## Start Records to process

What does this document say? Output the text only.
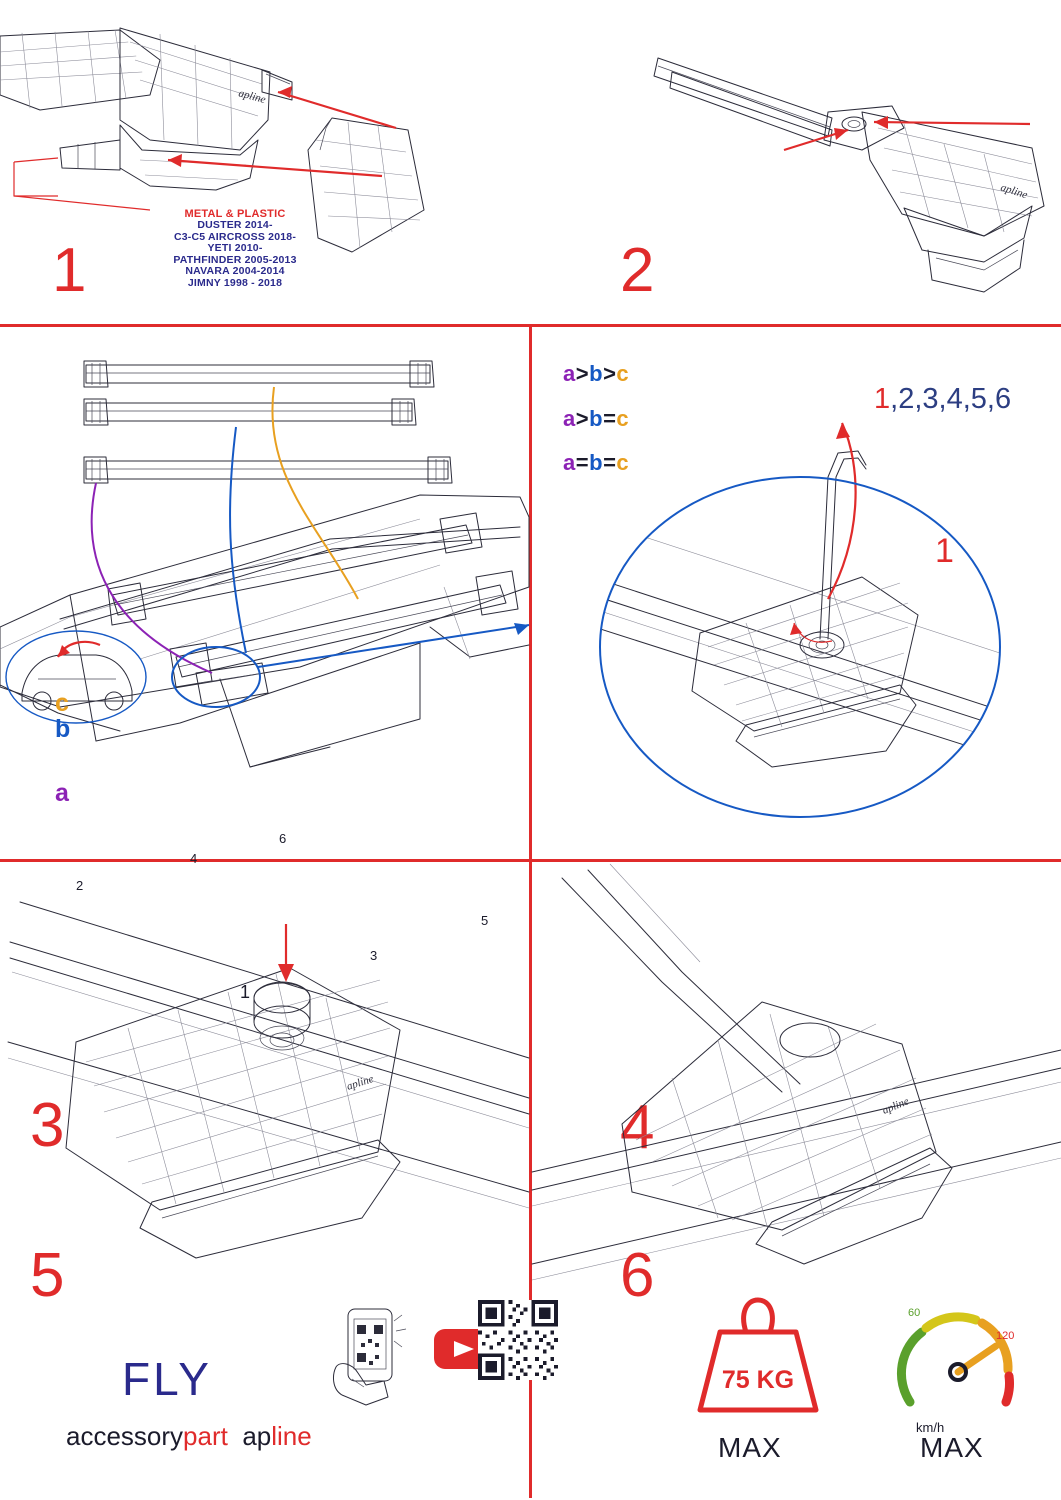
apline
METAL & PLASTIC
DUSTER 2014-
C3-C5 AIRCROSS 2018-
YETI 2010-
PATHFINDER 2005-2013
NAVARA 2004-2014
JIMNY 1998 - 2018
1
apline
2
c
b
a
2
4
6
3
5
1
3
a>b>c
a>b=c
a=b=c
1,2,3,4,5,6
1
4
apline
5
apline
6
FLY
accessorypart apline
75 KG
MAX
60
120
km/h
MAX
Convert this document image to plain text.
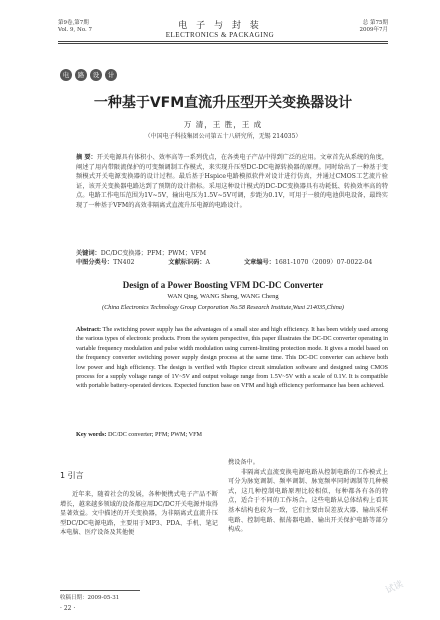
第9卷,第7期
Vol. 9, No. 7	电 子 与 封 装
ELECTRONICS & PACKAGING
总 第75期
2009年7月
电 路 设 计
一种基于VFM直流升压型开关变换器设计
万 清，王 胜，王 成
（中国电子科技集团公司第五十八研究所，无锡 214035）
摘 要：开关电源具有体积小、效率高等一系列优点，在各类电子产品中得到广泛的应用。文章首先从系统的角度，阐述了用内带限流保护的可变频调制工作模式，来实现升压型DC-DC电源转换器的原理。同时给出了一种基于变频模式开关电源变换器的设计过程。最后基于Hspice电路模拟软件对设计进行仿真，并通过CMOS工艺流片验证，该开关变换器电路达到了预期的设计指标。采用这种设计模式的DC-DC变换器具有功耗低、转换效率高的特点。电路工作电压范围为1V~5V，输出电压为1.5V~5V可调，步距为0.1V，可用于一般的电池供电设备，最终实现了一种基于VFM的高效非隔离式直流升压电源的电路设计。
关键词：DC/DC变换器；PFM；PWM；VFM
中图分类号：TN402	文献标识码：A	文章编号：1681-1070（2009）07-0022-04
Design of a Power Boosting VFM DC-DC Converter
WAN Qing, WANG Sheng, WANG Cheng
(China Electronics Technology Group Corporation No.58 Research Institute,Wuxi 214035,China)
Abstract: The switching power supply has the advantages of a small size and high efficiency. It has been widely used among the various types of electronic products. From the system perspective, this paper illustrates the DC-DC converter operating in variable frequency modulation and pulse width modulation using current-limiting protection mode. It gives a model based on the frequency converter switching power supply design process at the same time. This DC-DC converter can achieve both low power and high efficiency. The design is verified with Hspice circuit simulation software and designed using CMOS process for a supply voltage range of 1V~5V and output voltage range from 1.5V~5V with a scale of 0.1V. It is compatible with portable battery-operated devices. Expected function base on VFM and high efficiency performance has been achieved.
Key words: DC/DC converter; PFM; PWM; VFM
1 引言
近年来，随着社会的发展，各种便携式电子产品不断增长，越来越多领域的设备都应用DC/DC开关电源并取得显著效益。文中描述的开关变换器，为非隔离式直流升压型DC/DC电源电路，主要用于MP3、PDA、手机、笔记本电脑、医疗设备及其他便
携设备中。
　　非隔离式直流变换电源电路从控制电路的工作模式上可分为脉宽调制、频率调制、脉宽频率同时调制等几种模式，这几种控制电路原理比较相似，每种都各有各的特点，适合于不同的工作场合。这些电路从总体结构上看其基本结构也较为一致，它们主要由误差放大器、输出采样电路、控制电路、振荡器电路、输出开关保护电路等部分构成。
收稿日期：2009-05-31
· 22 ·
试读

## End Records to process

* [What you are asked to do]
Report the number of lines in the listing where the string "document" appears, and nothing besides.

* [Exercise response]
2